■ EXTRAIT FOURNI
---+---
Le moins que l’on puisse dire, c’est que ces Lettres d’Agathe sont une lecture très pessimiste, très dure. On s’attend au détour de chacune des premières planches à voir le ton changer pour laisser la place à une narration plus gaie, mais non. Tout au long de l’ouvrage, le poids du passé d’Agathe et son ressenti d’enfant mal aimée transpirent. On continue alors pour voir comment les choses vont évoluer, pour voir où s’opérera le virage dans la vie de la petite fille, ce qui aura été le déclic vers une vie meilleure. Et force est de constater que jusqu’au bout, la joie n’aura pas vraiment germé dans ce champ de malheur… Les lettres d’Agathe sont tristes, sont sans espoir, comme Agathe elle-même, celle qu’on nous présentera avant qu’elle-même ne devienne mère.
---+---
■ DONNÉES ENREGISTRÉES
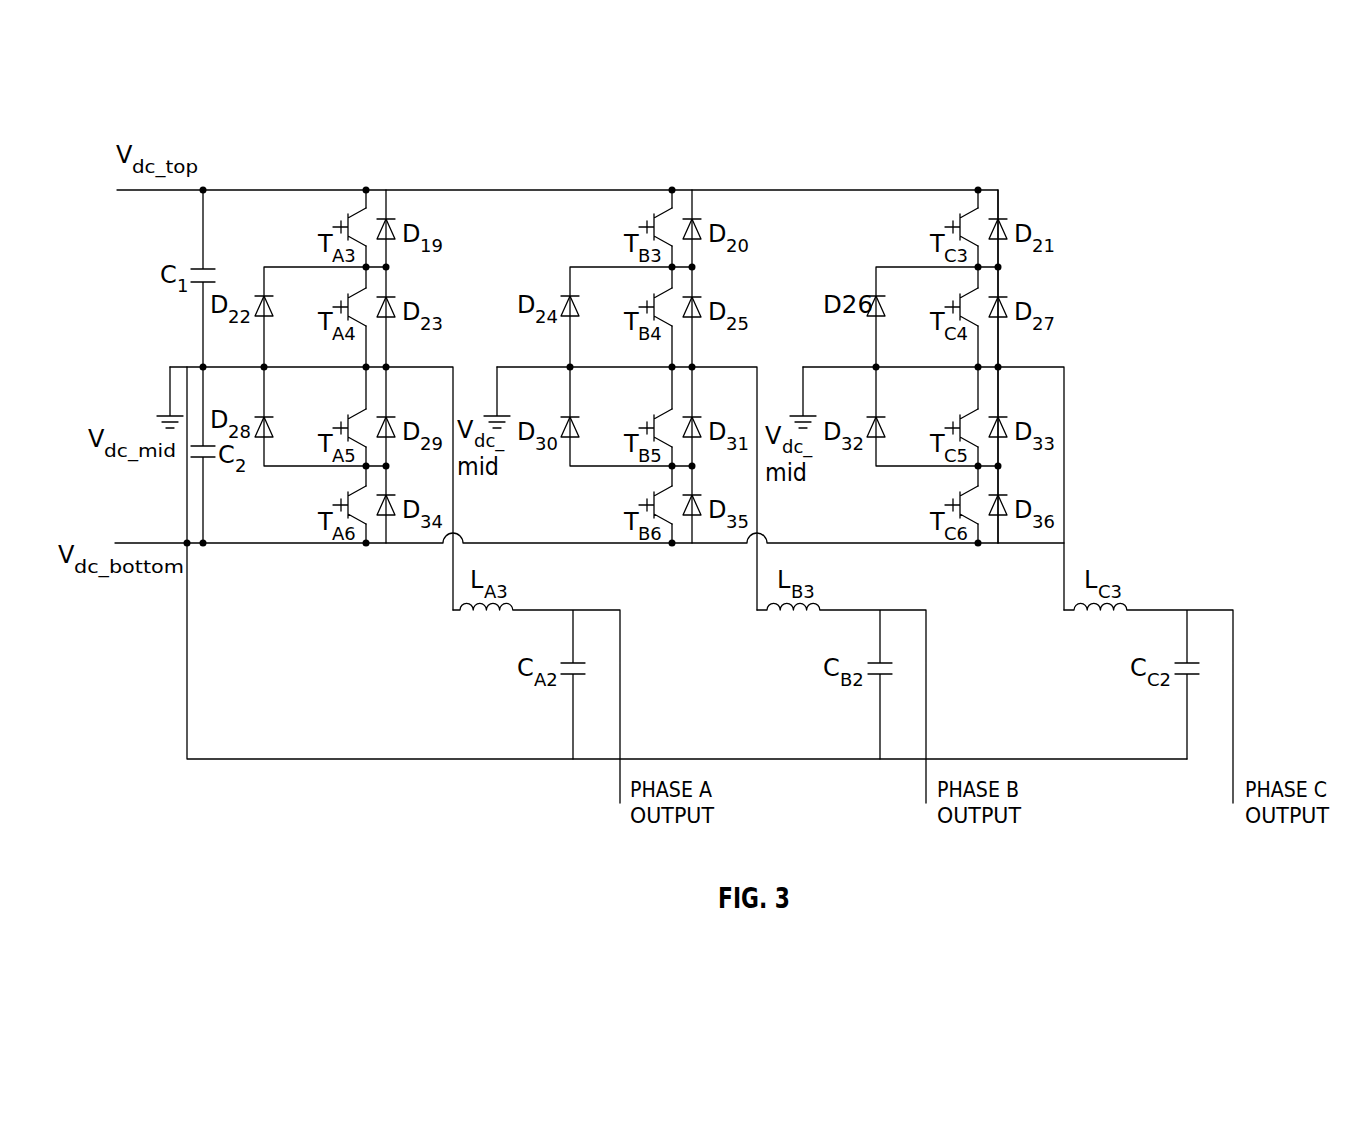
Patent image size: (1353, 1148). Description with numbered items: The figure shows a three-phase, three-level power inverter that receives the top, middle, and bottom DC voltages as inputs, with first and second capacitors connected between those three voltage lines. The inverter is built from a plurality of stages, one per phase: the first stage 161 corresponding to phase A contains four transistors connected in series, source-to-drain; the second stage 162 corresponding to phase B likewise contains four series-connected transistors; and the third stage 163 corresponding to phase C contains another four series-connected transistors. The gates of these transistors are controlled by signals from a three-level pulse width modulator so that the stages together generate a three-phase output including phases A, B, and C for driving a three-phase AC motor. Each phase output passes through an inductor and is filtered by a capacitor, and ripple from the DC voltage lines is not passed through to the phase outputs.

The first stage 161 is at (342, 161).
The second stage 162 is at (628, 161).
The third stage 163 is at (917, 161).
---+---
■ CONSIGNE A
Transcrivez à l'identique le passage de la critique des Lettres d'Agathe qui commence par « Le moins que » et se poursuit jusqu'à « ne devienne mère. ».
■ CONSIGNE B
Prolongez la critique des Lettres d'Agathe en reprenant après sa dernière phrase.

■ RÉPONSE FINALE A
Le moins que l’on puisse dire, c’est que ces Lettres d’Agathe sont une lecture très pessimiste, très dure. On s’attend au détour de chacune des premières planches à voir le ton changer pour laisser la place à une narration plus gaie, mais non. Tout au long de l’ouvrage, le poids du passé d’Agathe et son ressenti d’enfant mal aimée transpirent. On continue alors pour voir comment les choses vont évoluer, pour voir où s’opérera le virage dans la vie de la petite fille, ce qui aura été le déclic vers une vie meilleure. Et force est de constater que jusqu’au bout, la joie n’aura pas vraiment germé dans ce champ de malheur… Les lettres d’Agathe sont tristes, sont sans espoir, comme Agathe elle-même, celle qu’on nous présentera avant qu’elle-même ne devienne mère.

■ RÉPONSE FINALE B
Cette histoire qu’on doit à Nathalie Ferlut (ici aux commandes du scénario et du dessin) est inspirée de la biographie d’une de ses amies. Voilà qui explique peut-être cela dans sa motivation à revenir sur un si noir bilan : rendre hommage à une amie. Car Lettres d’Agathe est un puits sans fond en cela que toute sa vie, l’héroïne aura cherché la réponse au "Pourquoi ?" de l’attitude injuste de sa mère envers elle sans jamais trop trouver de réponse vraiment satisfaisante. Et si une bribe d’explication finit par apparaître, elle reste un élément qui ne servira plus à rien à Agathe pour changer les choses…

Ce difficile exercice de style est réalisé brillamment par l’artiste qui montre là l’éventail de ses talents, à savoir un dessin agréable, des couleurs directes bien belles et majoritairement claires, voire gaies, malgré le sujet, ainsi qu’une narration de très grande qualité : de longs et beaux textes qui ont ce rôle difficile consistant à bien véhiculer de mauvais souvenirs.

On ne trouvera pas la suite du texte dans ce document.